### WHAT IS EXPECTED:
Pick up the article on ARTEK's festival of German harpsichord music where it stops, carrying on right after its last sentence.

### TEXT PROVIDED:
....

ARTEK goes German
Two days before Johann Sebastian Bach’s 330th birthday, while exercising my daily morning custom of reading The New York Times I was happily surprised to see a picture of a very ornate harpsichord being played by Gwendolyn Toth. What a pleasant way to begin a March morning, I thought. Accompanying the photo was a Critic’s Notebook piece, “Plucking Away, 300 Years Later,” by James R. Oestreich. A quick scan of his essay convinced me that I wanted to know more details about this festival of German music played on four Germanic harpsichords, so I contacted Dr. Toth, who responded to my request with an electronic copy of the 16-page program booklet as well as the illustrations that brighten this column.
Gwen Toth founded ARTEK (The Art of the Early Keyboard) in 1986. Various programs under her direction have been lauded in the New York media, and several of us in Texas have benefitted from the generosity of Toth and her husband Dongsok Shin, who have shared difficult-to-find replacement parts for at least two of our Willard Martin harpsichords (one of them a Saxon-style instrument). So it was with particular empathy that I read the programs and extensive notes from this festival and forthwith decided that there was much of interest to share with the readers of this column.
To celebrate Toth’s new two-manual harpsichord, a close copy by John Phillips of the celebrated 1739 instrument made by Johann Heinrich Gräbner the Younger of Dresden, Toth devised two concert programs plus several associated events to occur on Friday and Saturday, March 13 and 14. One might be quite certain that Johann Sebastian Bach would have approved of these particular dates, especially the second!* The venue was New York’s Immanuel Lutheran Church, where Toth is the music director (in addition to her positions as orchestra director at Manhattan College and harpsichord teacher at Montclair State University).
The first program comprised the complete second part of Bach’s Clavierübung, but with a most interesting twist: because the Gräbner instrument has an expanded bass range (the lowest note is DD rather than the usual FF), Toth decided to play the French Ouverture in the key of G minor rather than its published key of B minor, a downward transposition of a major third. As she wrote in notes to the program, “ . . . Ultimately one faces the question of, having the extra lower notes, how does one make use of them?” Since the composer himself had made a downward transposition from its original C minor to B minor for the published version of his monumental work, it seemed to be an apt way to revel in the magnificent possibilities provided by the added bass strings. Following intermission came the Italian Concerto, but in this case an attempt at a similar downward change of key did not prove satisfactory, so Toth decided to play it in its usual key of F, thereby “displaying the beautiful sound of the high range of the instrument” as well.

....

### DATASET EXTRACT:
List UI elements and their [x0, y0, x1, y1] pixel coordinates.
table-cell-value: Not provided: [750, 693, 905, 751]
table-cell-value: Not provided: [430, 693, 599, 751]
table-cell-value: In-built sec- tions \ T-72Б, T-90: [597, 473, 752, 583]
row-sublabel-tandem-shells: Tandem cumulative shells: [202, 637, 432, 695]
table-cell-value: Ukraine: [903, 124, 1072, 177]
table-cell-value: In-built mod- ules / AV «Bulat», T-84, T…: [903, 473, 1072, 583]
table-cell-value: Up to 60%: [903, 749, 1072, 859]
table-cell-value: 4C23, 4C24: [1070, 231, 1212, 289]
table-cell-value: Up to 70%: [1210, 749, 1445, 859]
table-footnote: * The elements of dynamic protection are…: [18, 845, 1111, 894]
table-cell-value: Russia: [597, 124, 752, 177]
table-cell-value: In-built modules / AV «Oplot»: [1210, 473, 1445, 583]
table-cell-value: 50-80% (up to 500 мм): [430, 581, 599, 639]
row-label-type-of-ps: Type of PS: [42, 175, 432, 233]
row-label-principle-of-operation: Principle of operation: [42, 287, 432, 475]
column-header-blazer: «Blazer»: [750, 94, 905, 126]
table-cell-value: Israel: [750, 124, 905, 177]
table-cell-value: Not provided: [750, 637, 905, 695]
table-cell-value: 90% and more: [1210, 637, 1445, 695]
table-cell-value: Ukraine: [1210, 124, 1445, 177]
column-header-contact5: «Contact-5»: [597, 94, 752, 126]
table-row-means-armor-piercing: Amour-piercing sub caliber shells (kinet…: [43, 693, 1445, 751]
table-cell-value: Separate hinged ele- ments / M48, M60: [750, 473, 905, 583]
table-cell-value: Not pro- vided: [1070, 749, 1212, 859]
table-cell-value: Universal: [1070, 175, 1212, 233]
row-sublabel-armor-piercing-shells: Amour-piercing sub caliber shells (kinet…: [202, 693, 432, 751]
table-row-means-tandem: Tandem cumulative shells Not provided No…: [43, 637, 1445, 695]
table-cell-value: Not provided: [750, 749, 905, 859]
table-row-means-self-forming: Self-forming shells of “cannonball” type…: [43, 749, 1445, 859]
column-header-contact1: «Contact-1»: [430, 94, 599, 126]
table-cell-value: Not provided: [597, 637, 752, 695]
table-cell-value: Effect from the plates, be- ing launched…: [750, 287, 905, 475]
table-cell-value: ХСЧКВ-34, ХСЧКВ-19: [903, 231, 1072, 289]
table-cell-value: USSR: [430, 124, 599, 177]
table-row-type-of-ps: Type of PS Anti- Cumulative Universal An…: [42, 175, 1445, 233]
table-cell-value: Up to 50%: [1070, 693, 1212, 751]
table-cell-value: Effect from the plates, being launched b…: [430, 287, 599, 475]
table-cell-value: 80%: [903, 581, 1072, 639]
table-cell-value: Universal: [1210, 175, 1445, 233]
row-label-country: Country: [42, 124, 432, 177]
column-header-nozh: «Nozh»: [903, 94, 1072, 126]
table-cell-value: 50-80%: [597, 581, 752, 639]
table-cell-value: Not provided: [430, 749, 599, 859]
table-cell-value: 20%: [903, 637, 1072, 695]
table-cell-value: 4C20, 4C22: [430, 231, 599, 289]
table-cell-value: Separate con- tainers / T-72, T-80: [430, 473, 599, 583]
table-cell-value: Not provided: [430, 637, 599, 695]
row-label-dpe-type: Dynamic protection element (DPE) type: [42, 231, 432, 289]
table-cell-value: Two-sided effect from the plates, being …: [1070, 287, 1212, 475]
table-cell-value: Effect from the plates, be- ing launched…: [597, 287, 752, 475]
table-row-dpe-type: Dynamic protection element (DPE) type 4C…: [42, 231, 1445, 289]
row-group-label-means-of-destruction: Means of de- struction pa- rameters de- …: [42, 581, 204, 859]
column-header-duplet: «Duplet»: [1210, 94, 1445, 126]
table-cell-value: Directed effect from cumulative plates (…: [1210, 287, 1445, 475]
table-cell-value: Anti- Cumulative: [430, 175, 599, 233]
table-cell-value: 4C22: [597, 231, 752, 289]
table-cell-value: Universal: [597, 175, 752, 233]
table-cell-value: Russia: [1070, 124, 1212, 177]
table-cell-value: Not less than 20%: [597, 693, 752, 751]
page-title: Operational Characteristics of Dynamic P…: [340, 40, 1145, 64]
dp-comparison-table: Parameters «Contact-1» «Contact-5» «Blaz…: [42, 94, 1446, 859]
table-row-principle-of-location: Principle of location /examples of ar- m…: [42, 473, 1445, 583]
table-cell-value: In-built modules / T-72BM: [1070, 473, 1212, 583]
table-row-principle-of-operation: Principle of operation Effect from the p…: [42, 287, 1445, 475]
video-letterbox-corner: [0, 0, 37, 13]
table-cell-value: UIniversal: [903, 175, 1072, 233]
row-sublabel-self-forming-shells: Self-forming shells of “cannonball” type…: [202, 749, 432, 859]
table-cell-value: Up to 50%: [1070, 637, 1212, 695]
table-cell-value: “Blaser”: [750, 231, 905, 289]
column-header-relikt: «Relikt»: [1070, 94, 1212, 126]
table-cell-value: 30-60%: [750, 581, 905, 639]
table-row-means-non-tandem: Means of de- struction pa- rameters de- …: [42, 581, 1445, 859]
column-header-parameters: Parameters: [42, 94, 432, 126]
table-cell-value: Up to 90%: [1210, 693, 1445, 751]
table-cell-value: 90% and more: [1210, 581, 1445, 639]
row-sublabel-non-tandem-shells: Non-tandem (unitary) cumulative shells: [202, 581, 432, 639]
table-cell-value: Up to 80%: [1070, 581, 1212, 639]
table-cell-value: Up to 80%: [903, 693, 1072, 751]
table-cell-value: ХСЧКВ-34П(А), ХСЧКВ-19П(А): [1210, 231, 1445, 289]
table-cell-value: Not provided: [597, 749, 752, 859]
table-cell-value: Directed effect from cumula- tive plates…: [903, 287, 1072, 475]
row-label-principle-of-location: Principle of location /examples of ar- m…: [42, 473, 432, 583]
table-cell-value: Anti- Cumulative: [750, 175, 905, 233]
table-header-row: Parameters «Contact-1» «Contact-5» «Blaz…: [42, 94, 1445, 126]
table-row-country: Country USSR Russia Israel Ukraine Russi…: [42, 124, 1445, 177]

....

### RESPONSE:
Master harpsichord builder John Phillips continued the festive evening with a question and answer session. In his eloquent written notes to the program, Phillips provided two possible explanations for the unusual range of this harpsichord’s prototype:
If it were intended for ecclesiastical use the low DD would, at Kammerton, sound the same pitch as the CC (16-foot C) of the organ at Chorton—a whole step higher. If it were to be played in consort with the organ, including its 16-foot range, there would be no need to go below DD. Since it was tuned to Kammerton, it could still play with other instruments without transposing. If the intended use were for the theater orchestra, the low DD would be the same as the lowest note of a violone in the most usual tuning. In either case, this instrument would have excelled as a ‘big band’ continuo harpsichord.
Additionally Phillips mentioned his surprise that he had produced a total of 13 Gräbner-inspired harpsichords since the first commission for one in 1998:
Even though the first copy of the 1739 instrument was musically revelatory to many, I assumed that no one else would be interested in such a big . . . and heavy harpsichord. I was wrong. Musicians took to them. The one before you is my third 1739 . . . and there are ten more Gräbners of other somewhat smaller varieties as well.
Events on day two began in the afternoon with several free workshops: the first was concerned with “Concepts of Early Keyboard Technique,” led by Dr. Toth, who utilized both a harpsichord and a clavichord, a favorite pedagogical instrument in the 18th century, for her presentation. The second workshop, “Lessons in Harpsichord Quilling and Maintenance,” was guided by Dongsok Shin, who serves as harpsichord technician for both the Metropolitan Museum of Art and the Metropolitan Opera.
At eight that evening a concert of music for multiple harpsichords engaged four distinguished New York harpsichordists: Bradley Brookshire (assistant conductor and harpsichordist at the Metropolitan Opera), Stephen Rapp (assistant organist at St. Patrick’s Cathedral), Gwendolyn Toth, and Dongsok Shin. The music, most of it rarely heard in concert, included Concerto in D for two harpsichords by Joseph Schuster (Toth and Shin), Duetto in C Minor for two harpsichords by Müthel (Shin and Rapp), Sonata in G Minor [Allegro] by Mattheson (Brookshire and Shin), Sonata in F for two harpsichords by W. F. Bach (Rapp and Brookshire), Concerto in B-flat Major for two harpsichords by Graun (Toth and Rapp), and, for the grand finale, Concerto in A Minor, BWV 1065, by J. S. Bach, with the entire ensemble, including ARTEK strings.
Four diverse Germanic instruments by three builders provided appropriate keyboards for this stylish presentation. In addition to John Phillips’s magnum opus, Owen Daly of Salem, Oregon, contributed his newly finished harpsichord based on one built in Hamburg in 1728 by Christian Zell. Daly’s harpsichord, with a compass of FF–d′′′, has a classic disposition of three stops: 8′, 8′, and 4′ registers, with manual coupler and buff stop. Of special interest is its stringing in Stephen Birkett’s historically produced iron and brass wire.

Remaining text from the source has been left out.